TASK PROMPT: Reproduce verbatim the lines from the one containing "hourly-forecast-card[interactable]: 下午4:00 -17℃" through the one containing "ski-index-label: 周末滑雪指数 xyxy=(250,177,401,206)", including both of those lines.

DATASET CONTENT:
◇ ◇ ◇
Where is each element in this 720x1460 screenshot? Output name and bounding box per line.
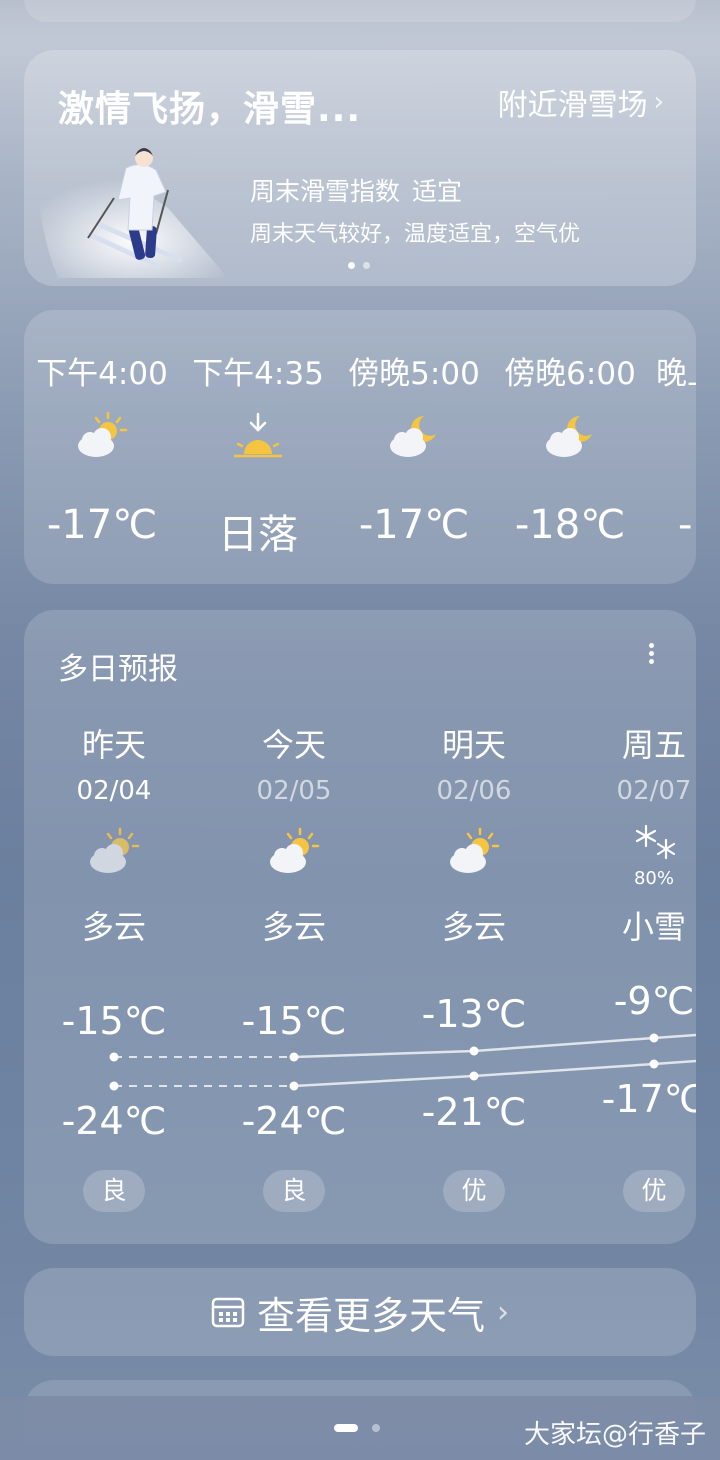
hourly-forecast-card[interactable]: 下午4:00 -17℃ 下午4:35 日落 傍晚5:00 -17℃ 傍晚6:00 xyxy=(24,310,696,584)
carousel-indicator xyxy=(348,262,370,269)
high-temp-label: -15℃ xyxy=(242,999,347,1043)
nearby-ski-resorts-link[interactable]: 附近滑雪场 › xyxy=(498,80,664,124)
day-condition: 小雪 xyxy=(621,908,686,946)
day-condition: 多云 xyxy=(81,908,146,946)
air-quality-badge: 良 xyxy=(263,1170,325,1212)
high-point xyxy=(469,1046,479,1056)
ski-index-label: 周末滑雪指数 xyxy=(250,177,401,206)
ski-index-value: 适宜 xyxy=(412,177,463,206)
chevron-right-icon: › xyxy=(653,87,664,117)
precip-probability: 80% xyxy=(633,868,674,889)
day-name: 周五 xyxy=(621,726,686,764)
low-point xyxy=(649,1059,659,1069)
hour-temperature: -18℃ xyxy=(514,502,626,548)
sunset-icon xyxy=(234,412,282,458)
day-condition: 多云 xyxy=(261,908,326,946)
partly-cloudy-day-icon xyxy=(90,827,140,873)
chevron-right-icon: › xyxy=(497,1294,509,1330)
hour-time: 傍晚6:00 xyxy=(504,356,636,392)
hour-temperature: - xyxy=(678,502,693,548)
air-quality-badge: 优 xyxy=(623,1170,685,1212)
weekend-ski-index: 周末滑雪指数 适宜 xyxy=(250,172,462,208)
low-point xyxy=(109,1081,119,1091)
skier-illustration xyxy=(38,148,228,278)
high-point xyxy=(109,1052,119,1062)
low-point xyxy=(289,1081,299,1091)
partly-cloudy-night-icon xyxy=(546,416,592,457)
air-quality-badge: 良 xyxy=(83,1170,145,1212)
high-temp-label: -9℃ xyxy=(614,979,695,1023)
high-point xyxy=(289,1052,299,1062)
low-point xyxy=(469,1071,479,1081)
hour-time: 晚上 xyxy=(656,356,696,392)
nearby-ski-resorts-label: 附近滑雪场 xyxy=(497,88,648,123)
hour-temperature: -17℃ xyxy=(358,502,470,548)
day-condition: 多云 xyxy=(441,908,506,946)
hour-time: 傍晚5:00 xyxy=(348,356,480,392)
high-temp-label: -13℃ xyxy=(422,992,527,1036)
watermark: 大家坛@行香子 xyxy=(523,1420,706,1450)
previous-card-edge xyxy=(0,0,720,40)
page-indicator[interactable] xyxy=(334,1424,380,1432)
day-name: 明天 xyxy=(441,726,506,764)
high-temp-label: -15℃ xyxy=(62,999,167,1043)
day-date: 02/04 xyxy=(76,776,152,806)
calendar-icon xyxy=(211,1297,245,1328)
low-temp-label: -24℃ xyxy=(242,1099,347,1143)
view-more-weather-label: 查看更多天气 xyxy=(256,1293,485,1338)
partly-cloudy-night-icon xyxy=(390,416,436,457)
ski-description: 周末天气较好，温度适宜，空气优 xyxy=(250,222,581,247)
low-temp-label: -24℃ xyxy=(62,1099,167,1143)
low-temp-label: -21℃ xyxy=(422,1090,527,1134)
high-point xyxy=(649,1033,659,1043)
hour-time: 下午4:00 xyxy=(36,356,168,392)
day-date: 02/07 xyxy=(616,776,692,806)
day-date: 02/06 xyxy=(436,776,512,806)
hour-time: 下午4:35 xyxy=(192,356,324,392)
ski-recommendation-card[interactable]: 激情飞扬，滑雪... 附近滑雪场 › 周末滑雪指数 适宜 周末天气较好，温度适宜，… xyxy=(24,50,696,286)
high-temperature-line xyxy=(114,1033,696,1059)
partly-cloudy-day-icon xyxy=(78,411,128,457)
air-quality-badge: 优 xyxy=(443,1170,505,1212)
partly-cloudy-day-icon xyxy=(450,827,500,873)
day-date: 02/05 xyxy=(256,776,332,806)
hour-temperature: -17℃ xyxy=(46,502,158,548)
hour-temperature: 日落 xyxy=(218,512,298,558)
snow-icon xyxy=(635,824,676,860)
day-name: 昨天 xyxy=(81,726,146,764)
ski-card-title: 激情飞扬，滑雪... xyxy=(58,89,362,130)
view-more-weather-button[interactable]: 查看更多天气 › xyxy=(24,1268,696,1356)
day-name: 今天 xyxy=(261,726,326,764)
partly-cloudy-day-icon xyxy=(270,827,320,873)
multi-day-forecast-card[interactable]: 多日预报 -15℃ -15℃ -13℃ -9℃ -24℃ -24℃ -21℃ -… xyxy=(24,610,696,1244)
low-temp-label: -17℃ xyxy=(602,1077,696,1121)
◇ ◇ ◇
SOLUTION TO THE PROBLEM:
hourly-forecast-card[interactable]: 下午4:00 -17℃ 下午4:35 日落 傍晚5:00 -17℃ 傍晚6:00 xyxy=(24,310,696,584)
carousel-indicator xyxy=(348,262,370,269)
high-temp-label: -15℃ xyxy=(242,999,347,1043)
nearby-ski-resorts-link[interactable]: 附近滑雪场 › xyxy=(498,80,664,124)
day-condition: 小雪 xyxy=(621,908,686,946)
day-condition: 多云 xyxy=(81,908,146,946)
air-quality-badge: 良 xyxy=(263,1170,325,1212)
high-point xyxy=(469,1046,479,1056)
ski-index-label: 周末滑雪指数 xyxy=(250,177,401,206)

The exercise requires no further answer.